#### [Exercise goal]
Rewrite the data as a numbered list, starting at the beginning and continuing through the line that contains "The magnetic conductive tube 10 is". Skip any blank lines, and leave the pictures out.

#### [Supplied information]
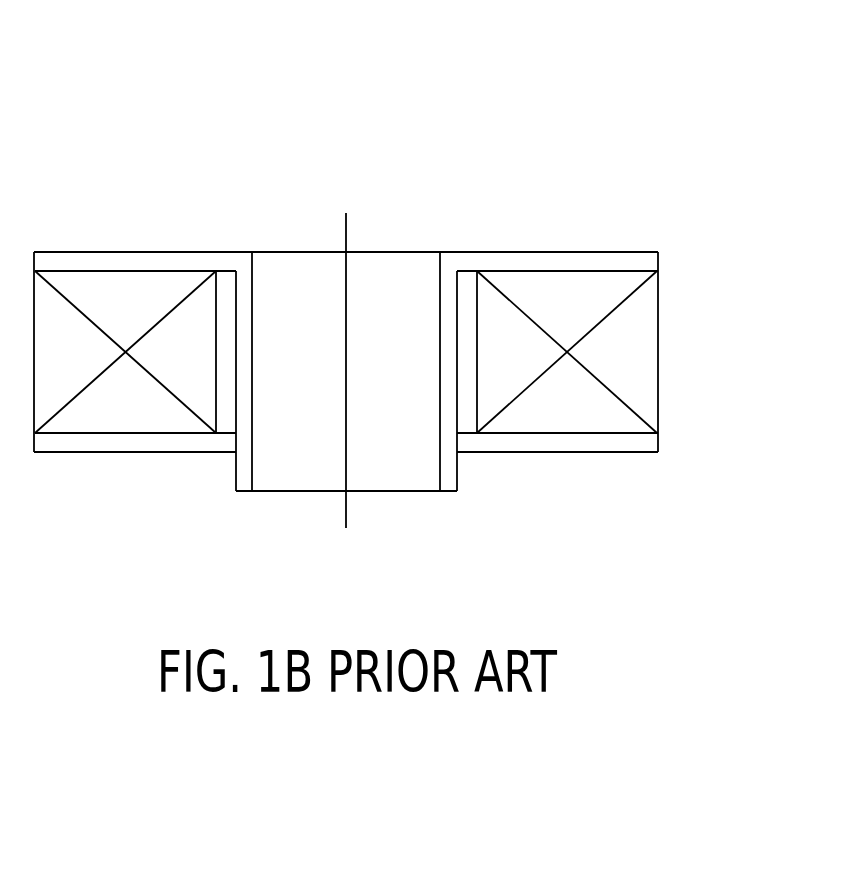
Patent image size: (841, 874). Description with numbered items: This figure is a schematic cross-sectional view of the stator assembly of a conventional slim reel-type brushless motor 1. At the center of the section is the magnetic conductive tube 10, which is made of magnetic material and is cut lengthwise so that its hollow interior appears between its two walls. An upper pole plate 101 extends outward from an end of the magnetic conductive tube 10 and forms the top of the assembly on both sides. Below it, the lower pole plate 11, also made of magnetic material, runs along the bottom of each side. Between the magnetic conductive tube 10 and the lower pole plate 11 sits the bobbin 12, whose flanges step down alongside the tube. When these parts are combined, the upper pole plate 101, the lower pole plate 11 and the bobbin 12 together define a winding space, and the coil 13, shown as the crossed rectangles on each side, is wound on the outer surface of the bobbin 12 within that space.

The brushless motor 1 is at (733, 70).
The upper pole plate 101 is at (591, 252).
The lower pole plate 11 is at (657, 452).
The coil 13 is at (657, 328).
The bobbin 12 is at (477, 353).
The magnetic conductive tube 10 is at (457, 472).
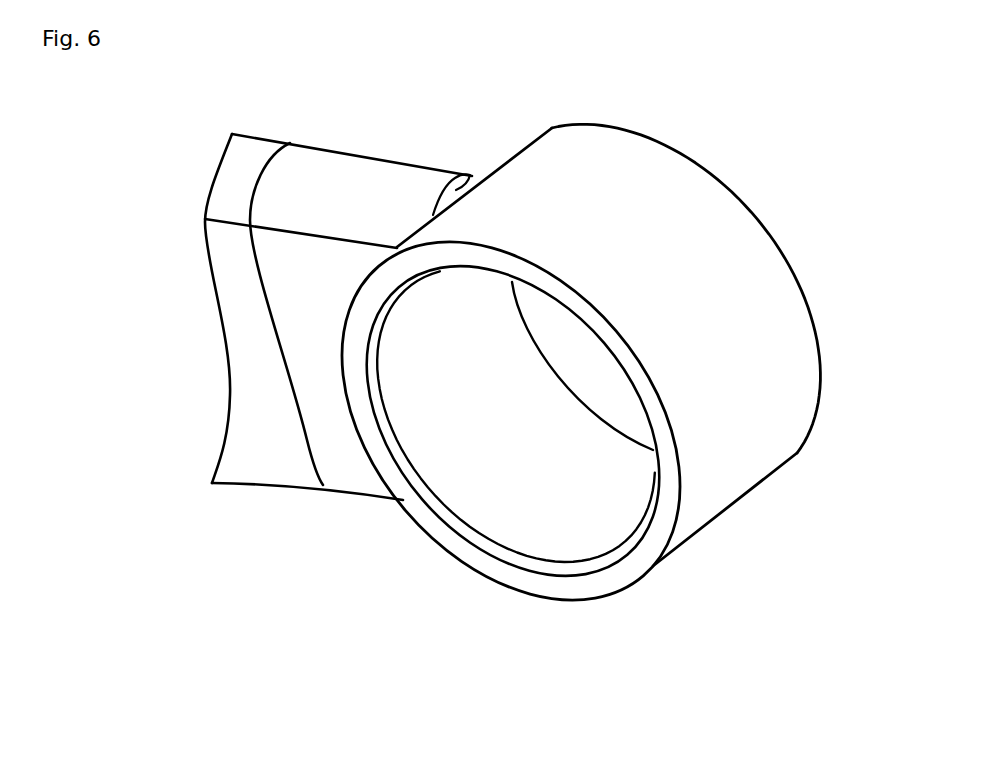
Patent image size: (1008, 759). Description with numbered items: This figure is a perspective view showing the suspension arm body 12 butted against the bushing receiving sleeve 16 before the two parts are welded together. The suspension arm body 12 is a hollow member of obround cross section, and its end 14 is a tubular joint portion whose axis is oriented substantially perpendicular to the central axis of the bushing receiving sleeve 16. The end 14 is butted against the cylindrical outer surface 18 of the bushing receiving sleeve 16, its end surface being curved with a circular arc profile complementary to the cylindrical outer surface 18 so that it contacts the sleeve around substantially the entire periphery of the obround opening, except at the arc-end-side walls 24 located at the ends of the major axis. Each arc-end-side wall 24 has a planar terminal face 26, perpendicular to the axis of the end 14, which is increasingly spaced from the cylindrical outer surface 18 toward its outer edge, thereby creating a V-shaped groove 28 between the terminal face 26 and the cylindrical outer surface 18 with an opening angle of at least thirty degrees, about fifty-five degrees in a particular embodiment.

The suspension arm body 12 is at (182, 446).
The end 14 is at (318, 417).
The bushing receiving sleeve 16 is at (790, 240).
The cylindrical outer surface 18 is at (628, 160).
The arc-end-side wall 24 is at (390, 187).
The terminal face 26 is at (468, 172).
The V-shaped groove 28 is at (482, 166).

#### [Correct response]
1. Patent image size: (841, 874). Description with numbered items: This figure is a schematic cross-sectional view of the stator assembly of a conventional slim reel-type brushless motor 1. At the center of the section is the magnetic conductive tube 10, which is made of magnetic material and is cut lengthwise so that its hollow interior appears between its two walls. An upper pole plate 101 extends outward from an end of the magnetic conductive tube 10 and forms the top of the assembly on both sides. Below it, the lower pole plate 11, also made of magnetic material, runs along the bottom of each side. Between the magnetic conductive tube 10 and the lower pole plate 11 sits the bobbin 12, whose flanges step down alongside the tube. When these parts are combined, the upper pole plate 101, the lower pole plate 11 and the bobbin 12 together define a winding space, and the coil 13, shown as the crossed rectangles on each side, is wound on the outer surface of the bobbin 12 within that space.
2. The brushless motor 1 is at (733, 70).
3. The upper pole plate 101 is at (591, 252).
4. The lower pole plate 11 is at (657, 452).
5. The coil 13 is at (657, 328).
6. The bobbin 12 is at (477, 353).
7. The magnetic conductive tube 10 is at (457, 472).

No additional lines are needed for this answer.